▶ Task to complete
Which lines of the material below contain the string "footer"? Copy each of them in full.

(Rows from a dataset)
┌──

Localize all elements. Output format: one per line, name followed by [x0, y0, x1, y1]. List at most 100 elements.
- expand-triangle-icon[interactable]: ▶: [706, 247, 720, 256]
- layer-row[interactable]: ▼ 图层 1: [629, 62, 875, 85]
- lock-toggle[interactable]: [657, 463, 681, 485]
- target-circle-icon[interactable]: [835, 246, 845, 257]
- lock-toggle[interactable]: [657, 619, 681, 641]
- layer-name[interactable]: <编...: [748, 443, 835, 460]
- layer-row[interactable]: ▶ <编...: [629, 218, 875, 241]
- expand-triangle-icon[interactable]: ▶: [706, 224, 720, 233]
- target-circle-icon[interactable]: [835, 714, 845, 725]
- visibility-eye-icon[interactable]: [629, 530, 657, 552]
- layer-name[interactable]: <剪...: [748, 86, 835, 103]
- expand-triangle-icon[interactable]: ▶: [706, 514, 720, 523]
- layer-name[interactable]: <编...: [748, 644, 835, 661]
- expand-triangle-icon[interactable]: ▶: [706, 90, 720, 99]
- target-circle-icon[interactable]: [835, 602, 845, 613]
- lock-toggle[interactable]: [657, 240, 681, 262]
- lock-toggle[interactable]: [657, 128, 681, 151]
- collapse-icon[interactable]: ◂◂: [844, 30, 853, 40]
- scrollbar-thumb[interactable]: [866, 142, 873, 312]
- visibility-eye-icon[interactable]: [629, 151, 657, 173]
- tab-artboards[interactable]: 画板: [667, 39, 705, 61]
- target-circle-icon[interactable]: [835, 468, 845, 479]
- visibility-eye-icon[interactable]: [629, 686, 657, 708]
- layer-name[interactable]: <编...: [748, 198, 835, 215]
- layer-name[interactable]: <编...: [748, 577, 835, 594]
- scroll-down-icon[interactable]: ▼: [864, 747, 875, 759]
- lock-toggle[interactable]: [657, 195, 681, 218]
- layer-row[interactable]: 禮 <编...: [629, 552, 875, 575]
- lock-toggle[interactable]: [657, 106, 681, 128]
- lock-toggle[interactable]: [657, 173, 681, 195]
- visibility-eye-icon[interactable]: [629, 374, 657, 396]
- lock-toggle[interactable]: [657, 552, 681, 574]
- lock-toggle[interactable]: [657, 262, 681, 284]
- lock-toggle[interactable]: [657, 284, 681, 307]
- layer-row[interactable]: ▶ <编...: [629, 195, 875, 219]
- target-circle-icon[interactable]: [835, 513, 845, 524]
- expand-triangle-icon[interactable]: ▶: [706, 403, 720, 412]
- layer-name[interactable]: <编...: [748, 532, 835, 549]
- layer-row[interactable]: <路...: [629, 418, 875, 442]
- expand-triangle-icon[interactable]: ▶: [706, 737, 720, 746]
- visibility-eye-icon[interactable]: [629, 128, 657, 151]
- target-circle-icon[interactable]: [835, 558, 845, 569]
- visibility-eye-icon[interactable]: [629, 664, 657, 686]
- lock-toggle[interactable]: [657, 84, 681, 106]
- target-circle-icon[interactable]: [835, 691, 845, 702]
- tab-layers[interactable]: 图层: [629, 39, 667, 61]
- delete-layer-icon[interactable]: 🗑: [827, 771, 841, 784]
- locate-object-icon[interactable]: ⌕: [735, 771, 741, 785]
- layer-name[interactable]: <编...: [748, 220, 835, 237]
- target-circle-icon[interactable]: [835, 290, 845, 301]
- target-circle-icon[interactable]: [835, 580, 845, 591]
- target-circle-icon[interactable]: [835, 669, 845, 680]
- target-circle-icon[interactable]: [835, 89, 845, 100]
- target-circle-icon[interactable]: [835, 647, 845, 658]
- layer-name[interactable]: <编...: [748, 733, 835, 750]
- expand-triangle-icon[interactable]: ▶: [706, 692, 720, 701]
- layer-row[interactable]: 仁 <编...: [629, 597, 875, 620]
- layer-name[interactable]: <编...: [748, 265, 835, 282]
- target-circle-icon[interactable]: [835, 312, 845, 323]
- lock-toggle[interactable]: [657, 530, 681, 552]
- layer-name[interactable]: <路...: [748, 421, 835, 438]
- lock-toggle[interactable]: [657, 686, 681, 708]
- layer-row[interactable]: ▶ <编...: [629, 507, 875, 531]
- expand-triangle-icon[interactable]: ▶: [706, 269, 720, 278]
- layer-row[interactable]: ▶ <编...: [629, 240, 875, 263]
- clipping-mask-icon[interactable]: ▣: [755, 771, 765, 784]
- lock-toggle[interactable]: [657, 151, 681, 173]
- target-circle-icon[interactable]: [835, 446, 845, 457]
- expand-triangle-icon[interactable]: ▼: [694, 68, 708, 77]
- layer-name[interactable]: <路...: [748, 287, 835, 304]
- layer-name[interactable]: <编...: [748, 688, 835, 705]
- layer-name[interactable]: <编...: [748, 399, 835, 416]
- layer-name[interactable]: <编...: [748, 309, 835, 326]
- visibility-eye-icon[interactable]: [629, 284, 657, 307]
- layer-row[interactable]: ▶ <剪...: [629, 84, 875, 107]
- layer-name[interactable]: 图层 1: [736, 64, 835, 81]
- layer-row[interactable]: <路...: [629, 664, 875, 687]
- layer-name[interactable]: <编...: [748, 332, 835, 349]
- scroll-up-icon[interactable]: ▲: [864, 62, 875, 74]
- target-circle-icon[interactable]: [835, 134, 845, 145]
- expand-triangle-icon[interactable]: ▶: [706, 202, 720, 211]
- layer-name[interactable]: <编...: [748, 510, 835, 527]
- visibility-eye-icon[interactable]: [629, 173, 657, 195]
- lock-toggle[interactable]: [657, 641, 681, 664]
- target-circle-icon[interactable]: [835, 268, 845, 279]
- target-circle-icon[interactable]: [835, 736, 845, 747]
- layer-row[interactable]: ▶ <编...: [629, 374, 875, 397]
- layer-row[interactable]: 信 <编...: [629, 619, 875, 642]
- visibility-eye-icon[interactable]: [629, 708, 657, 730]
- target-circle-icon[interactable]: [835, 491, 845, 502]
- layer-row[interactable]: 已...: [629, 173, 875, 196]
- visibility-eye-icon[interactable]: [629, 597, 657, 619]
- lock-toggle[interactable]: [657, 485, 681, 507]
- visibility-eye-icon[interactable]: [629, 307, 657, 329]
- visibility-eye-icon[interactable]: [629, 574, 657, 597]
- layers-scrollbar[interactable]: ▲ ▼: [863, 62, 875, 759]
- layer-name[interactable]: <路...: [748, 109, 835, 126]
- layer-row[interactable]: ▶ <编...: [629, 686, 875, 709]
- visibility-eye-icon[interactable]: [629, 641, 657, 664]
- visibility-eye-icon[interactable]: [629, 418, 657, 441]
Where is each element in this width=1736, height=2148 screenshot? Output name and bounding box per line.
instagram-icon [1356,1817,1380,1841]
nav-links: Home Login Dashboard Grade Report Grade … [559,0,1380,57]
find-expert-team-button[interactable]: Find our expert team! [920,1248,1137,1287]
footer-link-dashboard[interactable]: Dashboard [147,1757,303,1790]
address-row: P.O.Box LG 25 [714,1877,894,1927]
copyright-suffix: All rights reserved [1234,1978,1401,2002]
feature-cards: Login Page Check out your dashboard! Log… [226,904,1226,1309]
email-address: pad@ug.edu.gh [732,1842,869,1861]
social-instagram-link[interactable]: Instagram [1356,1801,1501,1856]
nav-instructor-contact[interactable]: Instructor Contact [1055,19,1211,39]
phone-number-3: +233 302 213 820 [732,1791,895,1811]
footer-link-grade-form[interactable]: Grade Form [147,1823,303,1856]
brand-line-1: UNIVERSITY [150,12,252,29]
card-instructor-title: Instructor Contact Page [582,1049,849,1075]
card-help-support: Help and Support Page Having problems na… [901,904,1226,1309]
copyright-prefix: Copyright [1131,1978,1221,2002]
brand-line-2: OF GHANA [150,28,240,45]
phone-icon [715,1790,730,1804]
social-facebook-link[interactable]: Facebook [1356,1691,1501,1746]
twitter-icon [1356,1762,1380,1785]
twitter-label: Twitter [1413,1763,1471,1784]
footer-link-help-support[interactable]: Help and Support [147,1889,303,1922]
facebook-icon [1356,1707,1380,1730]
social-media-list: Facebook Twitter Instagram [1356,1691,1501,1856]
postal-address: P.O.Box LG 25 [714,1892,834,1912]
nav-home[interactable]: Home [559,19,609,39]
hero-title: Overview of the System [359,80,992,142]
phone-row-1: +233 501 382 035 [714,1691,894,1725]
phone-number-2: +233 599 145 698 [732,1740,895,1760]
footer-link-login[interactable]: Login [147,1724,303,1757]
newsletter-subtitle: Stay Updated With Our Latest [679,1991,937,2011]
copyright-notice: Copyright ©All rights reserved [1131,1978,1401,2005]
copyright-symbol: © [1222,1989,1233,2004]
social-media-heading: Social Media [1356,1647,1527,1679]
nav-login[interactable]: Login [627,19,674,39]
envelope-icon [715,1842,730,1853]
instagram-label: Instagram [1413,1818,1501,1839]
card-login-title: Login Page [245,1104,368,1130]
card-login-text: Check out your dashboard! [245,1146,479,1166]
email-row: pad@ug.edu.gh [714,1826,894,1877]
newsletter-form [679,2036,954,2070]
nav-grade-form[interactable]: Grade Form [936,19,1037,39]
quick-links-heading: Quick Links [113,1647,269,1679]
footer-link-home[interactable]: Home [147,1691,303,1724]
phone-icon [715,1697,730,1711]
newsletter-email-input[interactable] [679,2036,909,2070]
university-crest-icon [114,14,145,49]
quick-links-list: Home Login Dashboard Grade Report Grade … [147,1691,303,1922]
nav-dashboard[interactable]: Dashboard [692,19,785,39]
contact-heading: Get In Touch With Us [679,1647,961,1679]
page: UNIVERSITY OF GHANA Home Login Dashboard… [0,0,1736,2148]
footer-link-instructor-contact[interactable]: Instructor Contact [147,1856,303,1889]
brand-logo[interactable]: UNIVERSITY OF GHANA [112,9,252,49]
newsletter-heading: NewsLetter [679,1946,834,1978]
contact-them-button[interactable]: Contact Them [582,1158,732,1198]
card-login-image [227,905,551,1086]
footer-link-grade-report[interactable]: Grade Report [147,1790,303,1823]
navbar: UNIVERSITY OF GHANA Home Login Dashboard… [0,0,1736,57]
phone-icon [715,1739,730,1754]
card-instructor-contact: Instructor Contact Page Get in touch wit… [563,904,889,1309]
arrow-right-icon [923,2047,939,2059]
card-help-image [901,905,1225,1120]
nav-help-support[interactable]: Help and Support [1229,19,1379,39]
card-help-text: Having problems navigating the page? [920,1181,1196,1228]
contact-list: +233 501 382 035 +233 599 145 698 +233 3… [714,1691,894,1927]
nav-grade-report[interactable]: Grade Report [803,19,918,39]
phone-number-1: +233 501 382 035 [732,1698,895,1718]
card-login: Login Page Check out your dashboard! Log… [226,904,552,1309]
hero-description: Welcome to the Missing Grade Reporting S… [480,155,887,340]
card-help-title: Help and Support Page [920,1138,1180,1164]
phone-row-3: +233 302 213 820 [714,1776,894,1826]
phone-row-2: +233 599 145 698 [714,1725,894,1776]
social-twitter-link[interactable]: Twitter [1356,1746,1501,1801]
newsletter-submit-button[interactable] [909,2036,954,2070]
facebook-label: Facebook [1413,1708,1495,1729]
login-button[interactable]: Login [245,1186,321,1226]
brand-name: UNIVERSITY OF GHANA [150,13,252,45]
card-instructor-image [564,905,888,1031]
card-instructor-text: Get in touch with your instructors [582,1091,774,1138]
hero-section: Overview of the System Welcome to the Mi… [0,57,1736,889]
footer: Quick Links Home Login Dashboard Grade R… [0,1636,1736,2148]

└──

▶ Exercise result
footer-link-dashboard[interactable]: Dashboard [147,1757,303,1790]
footer-link-grade-form[interactable]: Grade Form [147,1823,303,1856]
footer-link-help-support[interactable]: Help and Support [147,1889,303,1922]
footer-link-login[interactable]: Login [147,1724,303,1757]
footer-link-home[interactable]: Home [147,1691,303,1724]
footer-link-instructor-contact[interactable]: Instructor Contact [147,1856,303,1889]
footer-link-grade-report[interactable]: Grade Report [147,1790,303,1823]
footer: Quick Links Home Login Dashboard Grade R… [0,1636,1736,2148]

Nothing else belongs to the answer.